::: RECORDED INFORMATION

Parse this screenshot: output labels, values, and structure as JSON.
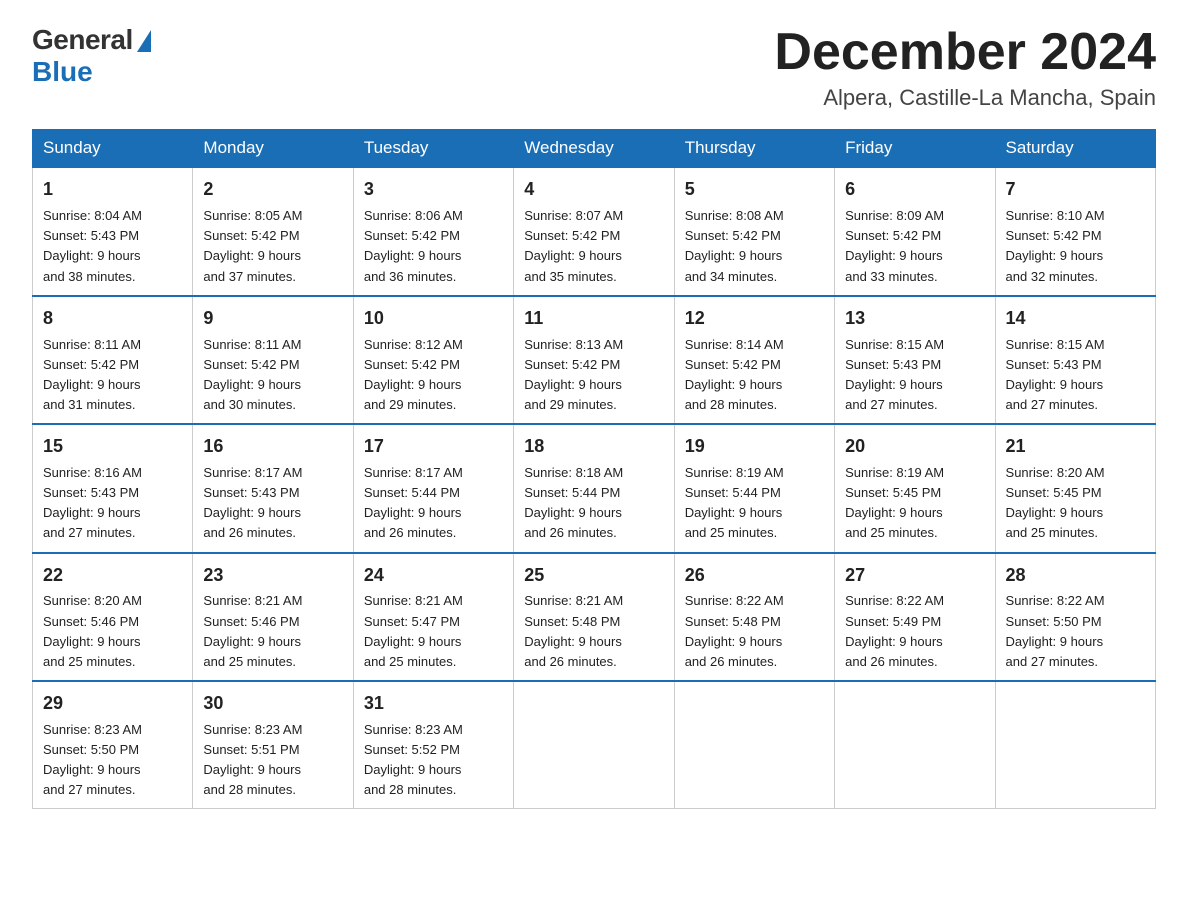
{
  "header": {
    "logo_general": "General",
    "logo_blue": "Blue",
    "month_title": "December 2024",
    "subtitle": "Alpera, Castille-La Mancha, Spain"
  },
  "weekdays": [
    "Sunday",
    "Monday",
    "Tuesday",
    "Wednesday",
    "Thursday",
    "Friday",
    "Saturday"
  ],
  "weeks": [
    [
      {
        "day": "1",
        "sunrise": "8:04 AM",
        "sunset": "5:43 PM",
        "daylight": "9 hours and 38 minutes."
      },
      {
        "day": "2",
        "sunrise": "8:05 AM",
        "sunset": "5:42 PM",
        "daylight": "9 hours and 37 minutes."
      },
      {
        "day": "3",
        "sunrise": "8:06 AM",
        "sunset": "5:42 PM",
        "daylight": "9 hours and 36 minutes."
      },
      {
        "day": "4",
        "sunrise": "8:07 AM",
        "sunset": "5:42 PM",
        "daylight": "9 hours and 35 minutes."
      },
      {
        "day": "5",
        "sunrise": "8:08 AM",
        "sunset": "5:42 PM",
        "daylight": "9 hours and 34 minutes."
      },
      {
        "day": "6",
        "sunrise": "8:09 AM",
        "sunset": "5:42 PM",
        "daylight": "9 hours and 33 minutes."
      },
      {
        "day": "7",
        "sunrise": "8:10 AM",
        "sunset": "5:42 PM",
        "daylight": "9 hours and 32 minutes."
      }
    ],
    [
      {
        "day": "8",
        "sunrise": "8:11 AM",
        "sunset": "5:42 PM",
        "daylight": "9 hours and 31 minutes."
      },
      {
        "day": "9",
        "sunrise": "8:11 AM",
        "sunset": "5:42 PM",
        "daylight": "9 hours and 30 minutes."
      },
      {
        "day": "10",
        "sunrise": "8:12 AM",
        "sunset": "5:42 PM",
        "daylight": "9 hours and 29 minutes."
      },
      {
        "day": "11",
        "sunrise": "8:13 AM",
        "sunset": "5:42 PM",
        "daylight": "9 hours and 29 minutes."
      },
      {
        "day": "12",
        "sunrise": "8:14 AM",
        "sunset": "5:42 PM",
        "daylight": "9 hours and 28 minutes."
      },
      {
        "day": "13",
        "sunrise": "8:15 AM",
        "sunset": "5:43 PM",
        "daylight": "9 hours and 27 minutes."
      },
      {
        "day": "14",
        "sunrise": "8:15 AM",
        "sunset": "5:43 PM",
        "daylight": "9 hours and 27 minutes."
      }
    ],
    [
      {
        "day": "15",
        "sunrise": "8:16 AM",
        "sunset": "5:43 PM",
        "daylight": "9 hours and 27 minutes."
      },
      {
        "day": "16",
        "sunrise": "8:17 AM",
        "sunset": "5:43 PM",
        "daylight": "9 hours and 26 minutes."
      },
      {
        "day": "17",
        "sunrise": "8:17 AM",
        "sunset": "5:44 PM",
        "daylight": "9 hours and 26 minutes."
      },
      {
        "day": "18",
        "sunrise": "8:18 AM",
        "sunset": "5:44 PM",
        "daylight": "9 hours and 26 minutes."
      },
      {
        "day": "19",
        "sunrise": "8:19 AM",
        "sunset": "5:44 PM",
        "daylight": "9 hours and 25 minutes."
      },
      {
        "day": "20",
        "sunrise": "8:19 AM",
        "sunset": "5:45 PM",
        "daylight": "9 hours and 25 minutes."
      },
      {
        "day": "21",
        "sunrise": "8:20 AM",
        "sunset": "5:45 PM",
        "daylight": "9 hours and 25 minutes."
      }
    ],
    [
      {
        "day": "22",
        "sunrise": "8:20 AM",
        "sunset": "5:46 PM",
        "daylight": "9 hours and 25 minutes."
      },
      {
        "day": "23",
        "sunrise": "8:21 AM",
        "sunset": "5:46 PM",
        "daylight": "9 hours and 25 minutes."
      },
      {
        "day": "24",
        "sunrise": "8:21 AM",
        "sunset": "5:47 PM",
        "daylight": "9 hours and 25 minutes."
      },
      {
        "day": "25",
        "sunrise": "8:21 AM",
        "sunset": "5:48 PM",
        "daylight": "9 hours and 26 minutes."
      },
      {
        "day": "26",
        "sunrise": "8:22 AM",
        "sunset": "5:48 PM",
        "daylight": "9 hours and 26 minutes."
      },
      {
        "day": "27",
        "sunrise": "8:22 AM",
        "sunset": "5:49 PM",
        "daylight": "9 hours and 26 minutes."
      },
      {
        "day": "28",
        "sunrise": "8:22 AM",
        "sunset": "5:50 PM",
        "daylight": "9 hours and 27 minutes."
      }
    ],
    [
      {
        "day": "29",
        "sunrise": "8:23 AM",
        "sunset": "5:50 PM",
        "daylight": "9 hours and 27 minutes."
      },
      {
        "day": "30",
        "sunrise": "8:23 AM",
        "sunset": "5:51 PM",
        "daylight": "9 hours and 28 minutes."
      },
      {
        "day": "31",
        "sunrise": "8:23 AM",
        "sunset": "5:52 PM",
        "daylight": "9 hours and 28 minutes."
      },
      null,
      null,
      null,
      null
    ]
  ]
}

::::::

» WRITTEN PROBLEM
Retype the entries word for word. Omit any images.

» FINISHED EXERCISE
Parse this screenshot: output labels, values, and structure as JSON.
{
  "header": {
    "logo_general": "General",
    "logo_blue": "Blue",
    "month_title": "December 2024",
    "subtitle": "Alpera, Castille-La Mancha, Spain"
  },
  "weekdays": [
    "Sunday",
    "Monday",
    "Tuesday",
    "Wednesday",
    "Thursday",
    "Friday",
    "Saturday"
  ],
  "weeks": [
    [
      {
        "day": "1",
        "sunrise": "8:04 AM",
        "sunset": "5:43 PM",
        "daylight": "9 hours and 38 minutes."
      },
      {
        "day": "2",
        "sunrise": "8:05 AM",
        "sunset": "5:42 PM",
        "daylight": "9 hours and 37 minutes."
      },
      {
        "day": "3",
        "sunrise": "8:06 AM",
        "sunset": "5:42 PM",
        "daylight": "9 hours and 36 minutes."
      },
      {
        "day": "4",
        "sunrise": "8:07 AM",
        "sunset": "5:42 PM",
        "daylight": "9 hours and 35 minutes."
      },
      {
        "day": "5",
        "sunrise": "8:08 AM",
        "sunset": "5:42 PM",
        "daylight": "9 hours and 34 minutes."
      },
      {
        "day": "6",
        "sunrise": "8:09 AM",
        "sunset": "5:42 PM",
        "daylight": "9 hours and 33 minutes."
      },
      {
        "day": "7",
        "sunrise": "8:10 AM",
        "sunset": "5:42 PM",
        "daylight": "9 hours and 32 minutes."
      }
    ],
    [
      {
        "day": "8",
        "sunrise": "8:11 AM",
        "sunset": "5:42 PM",
        "daylight": "9 hours and 31 minutes."
      },
      {
        "day": "9",
        "sunrise": "8:11 AM",
        "sunset": "5:42 PM",
        "daylight": "9 hours and 30 minutes."
      },
      {
        "day": "10",
        "sunrise": "8:12 AM",
        "sunset": "5:42 PM",
        "daylight": "9 hours and 29 minutes."
      },
      {
        "day": "11",
        "sunrise": "8:13 AM",
        "sunset": "5:42 PM",
        "daylight": "9 hours and 29 minutes."
      },
      {
        "day": "12",
        "sunrise": "8:14 AM",
        "sunset": "5:42 PM",
        "daylight": "9 hours and 28 minutes."
      },
      {
        "day": "13",
        "sunrise": "8:15 AM",
        "sunset": "5:43 PM",
        "daylight": "9 hours and 27 minutes."
      },
      {
        "day": "14",
        "sunrise": "8:15 AM",
        "sunset": "5:43 PM",
        "daylight": "9 hours and 27 minutes."
      }
    ],
    [
      {
        "day": "15",
        "sunrise": "8:16 AM",
        "sunset": "5:43 PM",
        "daylight": "9 hours and 27 minutes."
      },
      {
        "day": "16",
        "sunrise": "8:17 AM",
        "sunset": "5:43 PM",
        "daylight": "9 hours and 26 minutes."
      },
      {
        "day": "17",
        "sunrise": "8:17 AM",
        "sunset": "5:44 PM",
        "daylight": "9 hours and 26 minutes."
      },
      {
        "day": "18",
        "sunrise": "8:18 AM",
        "sunset": "5:44 PM",
        "daylight": "9 hours and 26 minutes."
      },
      {
        "day": "19",
        "sunrise": "8:19 AM",
        "sunset": "5:44 PM",
        "daylight": "9 hours and 25 minutes."
      },
      {
        "day": "20",
        "sunrise": "8:19 AM",
        "sunset": "5:45 PM",
        "daylight": "9 hours and 25 minutes."
      },
      {
        "day": "21",
        "sunrise": "8:20 AM",
        "sunset": "5:45 PM",
        "daylight": "9 hours and 25 minutes."
      }
    ],
    [
      {
        "day": "22",
        "sunrise": "8:20 AM",
        "sunset": "5:46 PM",
        "daylight": "9 hours and 25 minutes."
      },
      {
        "day": "23",
        "sunrise": "8:21 AM",
        "sunset": "5:46 PM",
        "daylight": "9 hours and 25 minutes."
      },
      {
        "day": "24",
        "sunrise": "8:21 AM",
        "sunset": "5:47 PM",
        "daylight": "9 hours and 25 minutes."
      },
      {
        "day": "25",
        "sunrise": "8:21 AM",
        "sunset": "5:48 PM",
        "daylight": "9 hours and 26 minutes."
      },
      {
        "day": "26",
        "sunrise": "8:22 AM",
        "sunset": "5:48 PM",
        "daylight": "9 hours and 26 minutes."
      },
      {
        "day": "27",
        "sunrise": "8:22 AM",
        "sunset": "5:49 PM",
        "daylight": "9 hours and 26 minutes."
      },
      {
        "day": "28",
        "sunrise": "8:22 AM",
        "sunset": "5:50 PM",
        "daylight": "9 hours and 27 minutes."
      }
    ],
    [
      {
        "day": "29",
        "sunrise": "8:23 AM",
        "sunset": "5:50 PM",
        "daylight": "9 hours and 27 minutes."
      },
      {
        "day": "30",
        "sunrise": "8:23 AM",
        "sunset": "5:51 PM",
        "daylight": "9 hours and 28 minutes."
      },
      {
        "day": "31",
        "sunrise": "8:23 AM",
        "sunset": "5:52 PM",
        "daylight": "9 hours and 28 minutes."
      },
      null,
      null,
      null,
      null
    ]
  ]
}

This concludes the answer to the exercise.